Problem description -
Transcribe, exactly as they appear, only the lines from the one holding "Serialize everything readable" through the end of the entries below.

Stored records -

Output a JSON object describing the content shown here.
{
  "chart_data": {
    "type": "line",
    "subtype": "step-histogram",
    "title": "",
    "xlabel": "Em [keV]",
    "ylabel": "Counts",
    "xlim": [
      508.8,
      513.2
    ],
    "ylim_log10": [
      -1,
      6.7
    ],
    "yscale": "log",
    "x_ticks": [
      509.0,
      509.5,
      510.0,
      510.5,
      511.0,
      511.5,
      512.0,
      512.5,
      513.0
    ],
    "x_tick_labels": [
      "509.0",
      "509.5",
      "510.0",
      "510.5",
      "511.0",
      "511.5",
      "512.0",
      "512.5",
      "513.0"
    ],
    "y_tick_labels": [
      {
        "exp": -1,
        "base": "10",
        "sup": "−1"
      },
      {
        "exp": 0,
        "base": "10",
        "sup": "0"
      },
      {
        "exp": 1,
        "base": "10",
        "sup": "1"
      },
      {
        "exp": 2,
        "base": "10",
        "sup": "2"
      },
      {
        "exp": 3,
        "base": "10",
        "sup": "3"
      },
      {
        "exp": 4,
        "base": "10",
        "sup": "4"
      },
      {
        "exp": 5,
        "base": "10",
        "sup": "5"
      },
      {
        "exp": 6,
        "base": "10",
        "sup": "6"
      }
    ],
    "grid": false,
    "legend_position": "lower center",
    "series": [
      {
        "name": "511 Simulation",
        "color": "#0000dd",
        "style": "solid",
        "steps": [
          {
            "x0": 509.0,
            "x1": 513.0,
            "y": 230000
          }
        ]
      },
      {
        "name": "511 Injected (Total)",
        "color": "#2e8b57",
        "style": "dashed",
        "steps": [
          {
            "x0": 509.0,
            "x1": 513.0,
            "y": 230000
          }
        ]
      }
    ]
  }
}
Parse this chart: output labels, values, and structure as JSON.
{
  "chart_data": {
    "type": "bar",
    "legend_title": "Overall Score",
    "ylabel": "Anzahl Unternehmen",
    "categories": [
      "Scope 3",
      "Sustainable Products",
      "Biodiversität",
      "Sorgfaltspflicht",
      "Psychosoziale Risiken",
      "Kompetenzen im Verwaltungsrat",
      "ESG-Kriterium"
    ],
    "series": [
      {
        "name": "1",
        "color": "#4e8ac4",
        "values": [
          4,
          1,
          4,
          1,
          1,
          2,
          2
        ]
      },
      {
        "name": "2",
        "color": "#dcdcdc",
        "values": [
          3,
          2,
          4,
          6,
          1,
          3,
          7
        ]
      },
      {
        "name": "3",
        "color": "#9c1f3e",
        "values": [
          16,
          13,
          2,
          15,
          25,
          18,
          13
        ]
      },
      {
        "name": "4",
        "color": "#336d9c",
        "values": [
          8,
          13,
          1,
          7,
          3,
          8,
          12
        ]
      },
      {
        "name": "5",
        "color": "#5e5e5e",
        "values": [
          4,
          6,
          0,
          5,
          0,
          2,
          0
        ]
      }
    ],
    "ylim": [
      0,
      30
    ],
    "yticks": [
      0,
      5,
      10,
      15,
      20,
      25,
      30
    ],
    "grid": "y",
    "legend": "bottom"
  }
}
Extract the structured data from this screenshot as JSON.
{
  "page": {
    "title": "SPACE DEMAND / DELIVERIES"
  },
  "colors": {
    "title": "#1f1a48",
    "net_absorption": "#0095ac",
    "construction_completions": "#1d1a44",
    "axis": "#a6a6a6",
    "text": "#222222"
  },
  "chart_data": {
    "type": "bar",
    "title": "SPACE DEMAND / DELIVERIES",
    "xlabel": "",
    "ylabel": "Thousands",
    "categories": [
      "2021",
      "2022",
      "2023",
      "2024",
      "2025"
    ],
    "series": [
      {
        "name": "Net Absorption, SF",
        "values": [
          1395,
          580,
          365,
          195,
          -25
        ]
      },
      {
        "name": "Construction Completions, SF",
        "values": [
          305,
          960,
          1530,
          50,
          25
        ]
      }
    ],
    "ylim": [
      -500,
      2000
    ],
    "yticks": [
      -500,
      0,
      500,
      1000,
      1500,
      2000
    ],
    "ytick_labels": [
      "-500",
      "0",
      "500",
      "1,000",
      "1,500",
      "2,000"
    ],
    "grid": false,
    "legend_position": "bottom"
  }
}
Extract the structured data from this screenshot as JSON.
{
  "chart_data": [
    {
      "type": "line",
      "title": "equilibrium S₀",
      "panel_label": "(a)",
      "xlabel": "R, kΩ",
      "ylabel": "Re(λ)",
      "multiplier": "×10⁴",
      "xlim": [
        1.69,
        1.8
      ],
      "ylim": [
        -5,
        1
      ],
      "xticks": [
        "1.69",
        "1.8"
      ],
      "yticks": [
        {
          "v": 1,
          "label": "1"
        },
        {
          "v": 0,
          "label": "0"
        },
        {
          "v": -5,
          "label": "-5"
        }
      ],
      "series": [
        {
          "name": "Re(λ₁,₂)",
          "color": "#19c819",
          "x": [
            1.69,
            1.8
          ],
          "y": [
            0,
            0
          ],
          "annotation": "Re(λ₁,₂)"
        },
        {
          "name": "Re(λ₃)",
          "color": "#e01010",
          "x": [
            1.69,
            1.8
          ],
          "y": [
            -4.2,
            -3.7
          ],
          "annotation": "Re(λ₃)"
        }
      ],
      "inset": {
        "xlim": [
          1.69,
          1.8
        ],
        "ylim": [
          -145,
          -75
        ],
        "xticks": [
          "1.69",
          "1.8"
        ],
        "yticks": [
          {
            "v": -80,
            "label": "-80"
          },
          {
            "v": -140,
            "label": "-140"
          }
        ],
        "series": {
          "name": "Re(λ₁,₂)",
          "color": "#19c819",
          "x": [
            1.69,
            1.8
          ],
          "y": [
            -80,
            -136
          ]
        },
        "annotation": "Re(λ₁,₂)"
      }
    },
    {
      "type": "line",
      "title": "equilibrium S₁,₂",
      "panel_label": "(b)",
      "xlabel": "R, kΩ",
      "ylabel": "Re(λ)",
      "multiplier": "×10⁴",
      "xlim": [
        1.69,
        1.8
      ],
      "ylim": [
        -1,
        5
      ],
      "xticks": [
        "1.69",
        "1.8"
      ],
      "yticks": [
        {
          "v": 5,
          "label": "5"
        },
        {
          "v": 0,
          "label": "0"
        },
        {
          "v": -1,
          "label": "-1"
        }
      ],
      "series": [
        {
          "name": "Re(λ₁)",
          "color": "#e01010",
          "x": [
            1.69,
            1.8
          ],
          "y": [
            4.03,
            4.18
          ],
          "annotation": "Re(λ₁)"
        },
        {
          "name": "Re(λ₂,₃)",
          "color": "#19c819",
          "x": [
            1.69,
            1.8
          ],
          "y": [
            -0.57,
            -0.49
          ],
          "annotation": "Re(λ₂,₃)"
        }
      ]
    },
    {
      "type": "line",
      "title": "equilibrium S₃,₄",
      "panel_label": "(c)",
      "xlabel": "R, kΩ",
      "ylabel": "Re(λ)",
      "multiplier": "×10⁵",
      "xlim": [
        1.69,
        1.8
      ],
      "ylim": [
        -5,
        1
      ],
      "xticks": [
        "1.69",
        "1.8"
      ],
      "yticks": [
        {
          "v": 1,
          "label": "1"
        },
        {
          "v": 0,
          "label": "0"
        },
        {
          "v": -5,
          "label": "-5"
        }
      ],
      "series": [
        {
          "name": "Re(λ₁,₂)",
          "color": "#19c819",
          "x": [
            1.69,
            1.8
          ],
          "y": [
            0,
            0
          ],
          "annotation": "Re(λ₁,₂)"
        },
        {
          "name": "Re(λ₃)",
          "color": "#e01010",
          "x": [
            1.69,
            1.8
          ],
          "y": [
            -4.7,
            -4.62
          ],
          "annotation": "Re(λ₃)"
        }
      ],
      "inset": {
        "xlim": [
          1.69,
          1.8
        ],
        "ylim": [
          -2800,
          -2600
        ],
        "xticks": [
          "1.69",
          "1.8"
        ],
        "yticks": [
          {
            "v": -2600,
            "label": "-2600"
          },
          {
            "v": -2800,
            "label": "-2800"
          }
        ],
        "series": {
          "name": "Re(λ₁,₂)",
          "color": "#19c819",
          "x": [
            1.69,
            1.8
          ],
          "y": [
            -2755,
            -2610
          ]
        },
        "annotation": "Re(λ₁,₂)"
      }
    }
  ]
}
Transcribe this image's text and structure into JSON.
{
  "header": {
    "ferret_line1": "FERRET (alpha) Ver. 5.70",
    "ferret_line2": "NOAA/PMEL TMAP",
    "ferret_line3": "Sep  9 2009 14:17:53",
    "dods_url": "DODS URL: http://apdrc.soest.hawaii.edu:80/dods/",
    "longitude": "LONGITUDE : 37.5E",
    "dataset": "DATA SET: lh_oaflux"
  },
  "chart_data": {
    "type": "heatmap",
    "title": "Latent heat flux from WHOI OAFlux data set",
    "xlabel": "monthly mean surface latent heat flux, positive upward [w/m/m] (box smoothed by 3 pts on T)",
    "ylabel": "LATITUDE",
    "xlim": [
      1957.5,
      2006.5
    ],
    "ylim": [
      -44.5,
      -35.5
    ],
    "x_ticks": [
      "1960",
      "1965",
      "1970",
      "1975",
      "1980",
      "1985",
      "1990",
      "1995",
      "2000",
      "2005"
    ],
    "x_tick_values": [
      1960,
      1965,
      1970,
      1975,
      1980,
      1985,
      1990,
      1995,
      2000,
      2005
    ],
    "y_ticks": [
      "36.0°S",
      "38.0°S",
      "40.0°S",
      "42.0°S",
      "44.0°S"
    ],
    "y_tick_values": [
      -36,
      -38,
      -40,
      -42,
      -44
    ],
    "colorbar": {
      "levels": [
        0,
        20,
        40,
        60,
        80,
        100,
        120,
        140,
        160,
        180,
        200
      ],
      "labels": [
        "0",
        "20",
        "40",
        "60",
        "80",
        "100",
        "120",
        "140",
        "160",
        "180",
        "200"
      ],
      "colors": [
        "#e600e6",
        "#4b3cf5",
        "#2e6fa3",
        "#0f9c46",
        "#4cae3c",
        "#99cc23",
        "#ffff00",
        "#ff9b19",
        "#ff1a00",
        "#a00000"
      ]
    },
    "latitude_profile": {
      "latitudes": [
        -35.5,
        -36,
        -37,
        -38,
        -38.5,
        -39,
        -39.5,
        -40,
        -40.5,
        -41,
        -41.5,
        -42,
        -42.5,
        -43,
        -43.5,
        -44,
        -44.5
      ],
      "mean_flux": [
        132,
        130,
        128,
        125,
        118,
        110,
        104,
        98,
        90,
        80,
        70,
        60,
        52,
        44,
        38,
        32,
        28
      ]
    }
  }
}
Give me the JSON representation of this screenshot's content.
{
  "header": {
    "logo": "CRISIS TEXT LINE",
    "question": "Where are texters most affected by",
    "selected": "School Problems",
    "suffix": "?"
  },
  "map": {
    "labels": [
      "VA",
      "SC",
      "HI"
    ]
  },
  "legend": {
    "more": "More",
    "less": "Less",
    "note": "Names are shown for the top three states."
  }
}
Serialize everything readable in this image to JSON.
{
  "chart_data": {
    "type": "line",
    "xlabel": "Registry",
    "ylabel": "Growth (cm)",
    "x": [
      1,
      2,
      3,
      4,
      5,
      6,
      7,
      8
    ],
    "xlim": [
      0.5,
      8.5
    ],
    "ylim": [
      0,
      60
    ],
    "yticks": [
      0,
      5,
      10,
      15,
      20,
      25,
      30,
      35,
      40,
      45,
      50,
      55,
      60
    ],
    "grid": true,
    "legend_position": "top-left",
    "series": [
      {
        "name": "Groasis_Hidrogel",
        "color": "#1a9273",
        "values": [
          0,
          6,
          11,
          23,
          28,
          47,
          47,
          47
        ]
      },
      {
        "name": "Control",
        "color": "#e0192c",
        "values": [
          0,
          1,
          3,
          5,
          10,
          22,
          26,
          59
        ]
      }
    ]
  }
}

Result of the exercise -
Serialize everything readable in this image to JSON.
{
  "chart_data": {
    "type": "line",
    "xlabel": "Registry",
    "ylabel": "Growth (cm)",
    "x": [
      1,
      2,
      3,
      4,
      5,
      6,
      7,
      8
    ],
    "xlim": [
      0.5,
      8.5
    ],
    "ylim": [
      0,
      60
    ],
    "yticks": [
      0,
      5,
      10,
      15,
      20,
      25,
      30,
      35,
      40,
      45,
      50,
      55,
      60
    ],
    "grid": true,
    "legend_position": "top-left",
    "series": [
      {
        "name": "Groasis_Hidrogel",
        "color": "#1a9273",
        "values": [
          0,
          6,
          11,
          23,
          28,
          47,
          47,
          47
        ]
      },
      {
        "name": "Control",
        "color": "#e0192c",
        "values": [
          0,
          1,
          3,
          5,
          10,
          22,
          26,
          59
        ]
      }
    ]
  }
}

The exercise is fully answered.